**GIVEN REQUEST**
Copy all of the material word for word, except for the pictures.

**SUPPLIED RECORDS**
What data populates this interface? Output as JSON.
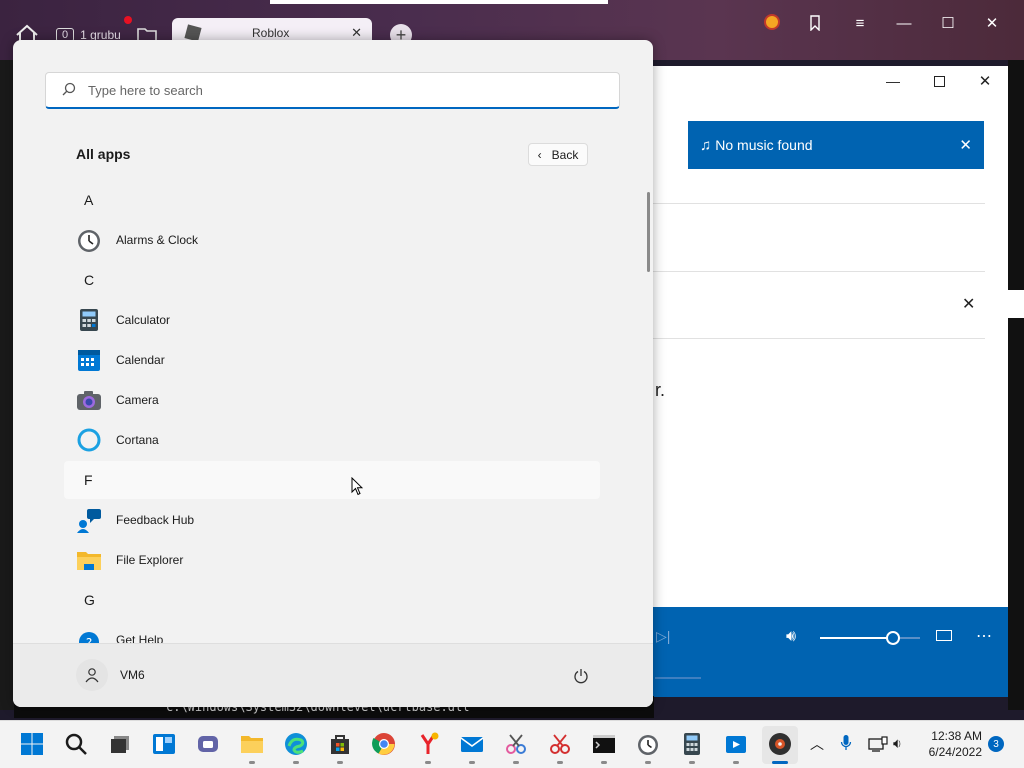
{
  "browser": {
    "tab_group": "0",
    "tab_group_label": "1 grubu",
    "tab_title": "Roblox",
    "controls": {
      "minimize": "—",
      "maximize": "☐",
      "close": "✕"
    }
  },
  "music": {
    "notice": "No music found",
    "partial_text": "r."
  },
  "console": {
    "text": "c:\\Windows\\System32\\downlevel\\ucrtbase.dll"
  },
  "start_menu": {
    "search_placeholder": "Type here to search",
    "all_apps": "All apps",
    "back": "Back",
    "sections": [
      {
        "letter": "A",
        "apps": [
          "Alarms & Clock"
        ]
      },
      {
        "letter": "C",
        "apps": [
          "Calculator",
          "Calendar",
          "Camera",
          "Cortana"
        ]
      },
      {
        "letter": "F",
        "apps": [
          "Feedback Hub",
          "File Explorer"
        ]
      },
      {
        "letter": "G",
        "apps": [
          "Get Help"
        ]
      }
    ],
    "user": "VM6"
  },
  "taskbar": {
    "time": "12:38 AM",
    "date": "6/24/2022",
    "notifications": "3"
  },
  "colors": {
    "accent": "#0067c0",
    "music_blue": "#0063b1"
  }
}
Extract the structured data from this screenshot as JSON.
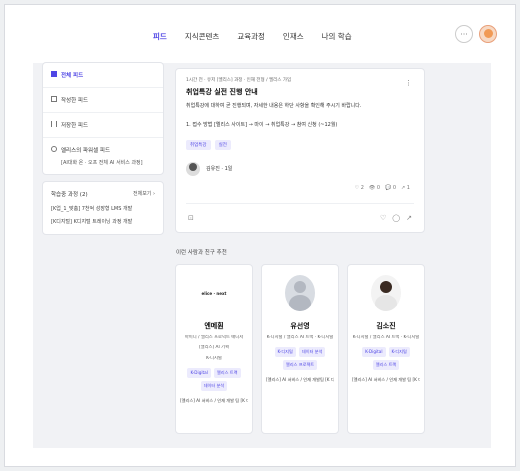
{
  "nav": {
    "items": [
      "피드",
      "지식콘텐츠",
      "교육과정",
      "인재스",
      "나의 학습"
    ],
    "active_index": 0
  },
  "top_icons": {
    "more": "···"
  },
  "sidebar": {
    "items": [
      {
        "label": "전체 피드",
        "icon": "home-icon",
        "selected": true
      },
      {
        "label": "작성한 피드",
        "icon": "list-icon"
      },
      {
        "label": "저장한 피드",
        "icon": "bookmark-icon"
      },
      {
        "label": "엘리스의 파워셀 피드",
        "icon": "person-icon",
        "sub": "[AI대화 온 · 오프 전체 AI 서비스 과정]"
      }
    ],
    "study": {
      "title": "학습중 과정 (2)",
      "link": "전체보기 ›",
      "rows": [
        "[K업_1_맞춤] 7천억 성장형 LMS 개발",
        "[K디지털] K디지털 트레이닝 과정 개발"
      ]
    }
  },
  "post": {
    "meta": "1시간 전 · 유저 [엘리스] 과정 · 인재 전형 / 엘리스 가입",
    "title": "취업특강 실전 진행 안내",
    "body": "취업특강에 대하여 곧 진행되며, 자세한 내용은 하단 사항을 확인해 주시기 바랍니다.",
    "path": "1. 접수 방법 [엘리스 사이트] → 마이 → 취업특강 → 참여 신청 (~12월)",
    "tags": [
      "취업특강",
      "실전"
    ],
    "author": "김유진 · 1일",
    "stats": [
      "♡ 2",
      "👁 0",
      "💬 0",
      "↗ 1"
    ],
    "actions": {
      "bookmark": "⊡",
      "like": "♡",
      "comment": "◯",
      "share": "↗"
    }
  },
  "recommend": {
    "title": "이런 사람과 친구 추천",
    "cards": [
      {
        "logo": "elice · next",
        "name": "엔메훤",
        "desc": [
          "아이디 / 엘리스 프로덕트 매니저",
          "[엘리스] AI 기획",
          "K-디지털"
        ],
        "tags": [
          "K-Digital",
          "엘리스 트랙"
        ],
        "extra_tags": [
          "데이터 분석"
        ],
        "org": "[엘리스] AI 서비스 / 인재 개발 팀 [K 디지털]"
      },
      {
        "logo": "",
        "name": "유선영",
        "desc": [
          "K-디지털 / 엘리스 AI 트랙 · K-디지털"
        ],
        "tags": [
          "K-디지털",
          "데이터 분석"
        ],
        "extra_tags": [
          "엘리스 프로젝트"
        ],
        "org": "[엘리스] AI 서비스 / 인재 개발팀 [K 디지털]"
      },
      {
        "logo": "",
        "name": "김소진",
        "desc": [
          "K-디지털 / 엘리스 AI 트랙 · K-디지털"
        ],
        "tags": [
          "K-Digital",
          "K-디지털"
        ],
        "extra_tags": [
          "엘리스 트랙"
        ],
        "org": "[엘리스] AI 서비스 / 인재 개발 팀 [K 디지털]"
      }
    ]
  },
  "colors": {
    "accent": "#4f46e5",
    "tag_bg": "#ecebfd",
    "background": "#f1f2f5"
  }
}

**RESPONSE**
What data populates this interface? Output as JSON.
{
  "browser": {
    "tab_group": "0",
    "tab_group_label": "1 grubu",
    "tab_title": "Roblox",
    "controls": {
      "minimize": "—",
      "maximize": "☐",
      "close": "✕"
    }
  },
  "music": {
    "notice": "No music found",
    "partial_text": "r."
  },
  "console": {
    "text": "c:\\Windows\\System32\\downlevel\\ucrtbase.dll"
  },
  "start_menu": {
    "search_placeholder": "Type here to search",
    "all_apps": "All apps",
    "back": "Back",
    "sections": [
      {
        "letter": "A",
        "apps": [
          "Alarms & Clock"
        ]
      },
      {
        "letter": "C",
        "apps": [
          "Calculator",
          "Calendar",
          "Camera",
          "Cortana"
        ]
      },
      {
        "letter": "F",
        "apps": [
          "Feedback Hub",
          "File Explorer"
        ]
      },
      {
        "letter": "G",
        "apps": [
          "Get Help"
        ]
      }
    ],
    "user": "VM6"
  },
  "taskbar": {
    "time": "12:38 AM",
    "date": "6/24/2022",
    "notifications": "3"
  },
  "colors": {
    "accent": "#0067c0",
    "music_blue": "#0063b1"
  }
}
Extract the structured data from this screenshot as JSON.
{
  "nav": {
    "items": [
      "피드",
      "지식콘텐츠",
      "교육과정",
      "인재스",
      "나의 학습"
    ],
    "active_index": 0
  },
  "top_icons": {
    "more": "···"
  },
  "sidebar": {
    "items": [
      {
        "label": "전체 피드",
        "icon": "home-icon",
        "selected": true
      },
      {
        "label": "작성한 피드",
        "icon": "list-icon"
      },
      {
        "label": "저장한 피드",
        "icon": "bookmark-icon"
      },
      {
        "label": "엘리스의 파워셀 피드",
        "icon": "person-icon",
        "sub": "[AI대화 온 · 오프 전체 AI 서비스 과정]"
      }
    ],
    "study": {
      "title": "학습중 과정 (2)",
      "link": "전체보기 ›",
      "rows": [
        "[K업_1_맞춤] 7천억 성장형 LMS 개발",
        "[K디지털] K디지털 트레이닝 과정 개발"
      ]
    }
  },
  "post": {
    "meta": "1시간 전 · 유저 [엘리스] 과정 · 인재 전형 / 엘리스 가입",
    "title": "취업특강 실전 진행 안내",
    "body": "취업특강에 대하여 곧 진행되며, 자세한 내용은 하단 사항을 확인해 주시기 바랍니다.",
    "path": "1. 접수 방법 [엘리스 사이트] → 마이 → 취업특강 → 참여 신청 (~12월)",
    "tags": [
      "취업특강",
      "실전"
    ],
    "author": "김유진 · 1일",
    "stats": [
      "♡ 2",
      "👁 0",
      "💬 0",
      "↗ 1"
    ],
    "actions": {
      "bookmark": "⊡",
      "like": "♡",
      "comment": "◯",
      "share": "↗"
    }
  },
  "recommend": {
    "title": "이런 사람과 친구 추천",
    "cards": [
      {
        "logo": "elice · next",
        "name": "엔메훤",
        "desc": [
          "아이디 / 엘리스 프로덕트 매니저",
          "[엘리스] AI 기획",
          "K-디지털"
        ],
        "tags": [
          "K-Digital",
          "엘리스 트랙"
        ],
        "extra_tags": [
          "데이터 분석"
        ],
        "org": "[엘리스] AI 서비스 / 인재 개발 팀 [K 디지털]"
      },
      {
        "logo": "",
        "name": "유선영",
        "desc": [
          "K-디지털 / 엘리스 AI 트랙 · K-디지털"
        ],
        "tags": [
          "K-디지털",
          "데이터 분석"
        ],
        "extra_tags": [
          "엘리스 프로젝트"
        ],
        "org": "[엘리스] AI 서비스 / 인재 개발팀 [K 디지털]"
      },
      {
        "logo": "",
        "name": "김소진",
        "desc": [
          "K-디지털 / 엘리스 AI 트랙 · K-디지털"
        ],
        "tags": [
          "K-Digital",
          "K-디지털"
        ],
        "extra_tags": [
          "엘리스 트랙"
        ],
        "org": "[엘리스] AI 서비스 / 인재 개발 팀 [K 디지털]"
      }
    ]
  },
  "colors": {
    "accent": "#4f46e5",
    "tag_bg": "#ecebfd",
    "background": "#f1f2f5"
  }
}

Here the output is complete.